* [WHAT THE TASK REQUIRES]
Restate every entry word for word.

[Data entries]
● ● ● ●

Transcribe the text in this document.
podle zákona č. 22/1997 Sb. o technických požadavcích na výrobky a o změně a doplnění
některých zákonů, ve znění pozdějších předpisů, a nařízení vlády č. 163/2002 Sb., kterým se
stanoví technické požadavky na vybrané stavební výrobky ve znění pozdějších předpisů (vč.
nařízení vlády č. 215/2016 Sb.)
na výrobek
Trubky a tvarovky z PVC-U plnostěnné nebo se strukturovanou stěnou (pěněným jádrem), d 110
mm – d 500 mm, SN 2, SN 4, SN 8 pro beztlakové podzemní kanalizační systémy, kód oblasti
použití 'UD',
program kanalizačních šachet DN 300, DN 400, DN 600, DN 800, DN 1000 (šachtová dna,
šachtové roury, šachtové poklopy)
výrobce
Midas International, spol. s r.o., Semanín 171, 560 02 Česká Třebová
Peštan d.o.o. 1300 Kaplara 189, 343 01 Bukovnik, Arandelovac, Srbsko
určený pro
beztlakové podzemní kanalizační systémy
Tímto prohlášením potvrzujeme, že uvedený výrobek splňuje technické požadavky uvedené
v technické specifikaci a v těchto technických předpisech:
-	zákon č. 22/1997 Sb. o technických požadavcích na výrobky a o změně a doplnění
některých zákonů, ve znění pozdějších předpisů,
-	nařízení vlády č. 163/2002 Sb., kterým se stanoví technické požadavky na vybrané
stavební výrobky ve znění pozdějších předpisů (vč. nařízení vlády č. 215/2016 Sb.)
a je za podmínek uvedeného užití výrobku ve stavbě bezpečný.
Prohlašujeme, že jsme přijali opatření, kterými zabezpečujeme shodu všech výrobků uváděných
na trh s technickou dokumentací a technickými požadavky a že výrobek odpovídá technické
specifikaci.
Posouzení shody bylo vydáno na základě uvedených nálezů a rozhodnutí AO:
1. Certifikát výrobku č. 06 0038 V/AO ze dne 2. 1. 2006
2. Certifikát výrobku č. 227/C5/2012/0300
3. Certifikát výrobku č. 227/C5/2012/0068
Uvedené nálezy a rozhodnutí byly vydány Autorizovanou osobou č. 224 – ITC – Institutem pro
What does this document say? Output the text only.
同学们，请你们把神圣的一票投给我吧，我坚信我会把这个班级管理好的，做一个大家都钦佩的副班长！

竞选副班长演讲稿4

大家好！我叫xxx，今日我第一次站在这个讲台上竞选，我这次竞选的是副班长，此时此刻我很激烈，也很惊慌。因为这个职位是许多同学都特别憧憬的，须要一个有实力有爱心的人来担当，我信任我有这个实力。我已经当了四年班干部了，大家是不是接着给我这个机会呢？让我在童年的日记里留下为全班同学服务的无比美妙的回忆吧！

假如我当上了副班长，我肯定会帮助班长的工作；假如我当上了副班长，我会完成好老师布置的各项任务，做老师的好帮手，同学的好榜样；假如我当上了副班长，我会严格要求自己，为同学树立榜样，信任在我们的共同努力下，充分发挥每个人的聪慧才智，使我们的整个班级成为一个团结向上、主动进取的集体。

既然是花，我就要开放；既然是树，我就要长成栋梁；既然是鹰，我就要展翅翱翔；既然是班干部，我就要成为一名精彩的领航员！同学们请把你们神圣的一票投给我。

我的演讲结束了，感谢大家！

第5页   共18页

● ● ● ●

* [EXERCISE ANSWER]
Transcribe the text in this document.
podle zákona č. 22/1997 Sb. o technických požadavcích na výrobky a o změně a doplnění
některých zákonů, ve znění pozdějších předpisů, a nařízení vlády č. 163/2002 Sb., kterým se
stanoví technické požadavky na vybrané stavební výrobky ve znění pozdějších předpisů (vč.
nařízení vlády č. 215/2016 Sb.)
na výrobek
Trubky a tvarovky z PVC-U plnostěnné nebo se strukturovanou stěnou (pěněným jádrem), d 110
mm – d 500 mm, SN 2, SN 4, SN 8 pro beztlakové podzemní kanalizační systémy, kód oblasti
použití 'UD',
program kanalizačních šachet DN 300, DN 400, DN 600, DN 800, DN 1000 (šachtová dna,
šachtové roury, šachtové poklopy)
výrobce
Midas International, spol. s r.o., Semanín 171, 560 02 Česká Třebová
Peštan d.o.o. 1300 Kaplara 189, 343 01 Bukovnik, Arandelovac, Srbsko
určený pro
beztlakové podzemní kanalizační systémy
Tímto prohlášením potvrzujeme, že uvedený výrobek splňuje technické požadavky uvedené
v technické specifikaci a v těchto technických předpisech:
-	zákon č. 22/1997 Sb. o technických požadavcích na výrobky a o změně a doplnění
některých zákonů, ve znění pozdějších předpisů,
-	nařízení vlády č. 163/2002 Sb., kterým se stanoví technické požadavky na vybrané
stavební výrobky ve znění pozdějších předpisů (vč. nařízení vlády č. 215/2016 Sb.)
a je za podmínek uvedeného užití výrobku ve stavbě bezpečný.
Prohlašujeme, že jsme přijali opatření, kterými zabezpečujeme shodu všech výrobků uváděných
na trh s technickou dokumentací a technickými požadavky a že výrobek odpovídá technické
specifikaci.
Posouzení shody bylo vydáno na základě uvedených nálezů a rozhodnutí AO:
1. Certifikát výrobku č. 06 0038 V/AO ze dne 2. 1. 2006
2. Certifikát výrobku č. 227/C5/2012/0300
3. Certifikát výrobku č. 227/C5/2012/0068
Uvedené nálezy a rozhodnutí byly vydány Autorizovanou osobou č. 224 – ITC – Institutem pro
What does this document say? Output the text only.
同学们，请你们把神圣的一票投给我吧，我坚信我会把这个班级管理好的，做一个大家都钦佩的副班长！

竞选副班长演讲稿4

大家好！我叫xxx，今日我第一次站在这个讲台上竞选，我这次竞选的是副班长，此时此刻我很激烈，也很惊慌。因为这个职位是许多同学都特别憧憬的，须要一个有实力有爱心的人来担当，我信任我有这个实力。我已经当了四年班干部了，大家是不是接着给我这个机会呢？让我在童年的日记里留下为全班同学服务的无比美妙的回忆吧！

假如我当上了副班长，我肯定会帮助班长的工作；假如我当上了副班长，我会完成好老师布置的各项任务，做老师的好帮手，同学的好榜样；假如我当上了副班长，我会严格要求自己，为同学树立榜样，信任在我们的共同努力下，充分发挥每个人的聪慧才智，使我们的整个班级成为一个团结向上、主动进取的集体。

既然是花，我就要开放；既然是树，我就要长成栋梁；既然是鹰，我就要展翅翱翔；既然是班干部，我就要成为一名精彩的领航员！同学们请把你们神圣的一票投给我。

我的演讲结束了，感谢大家！

第5页   共18页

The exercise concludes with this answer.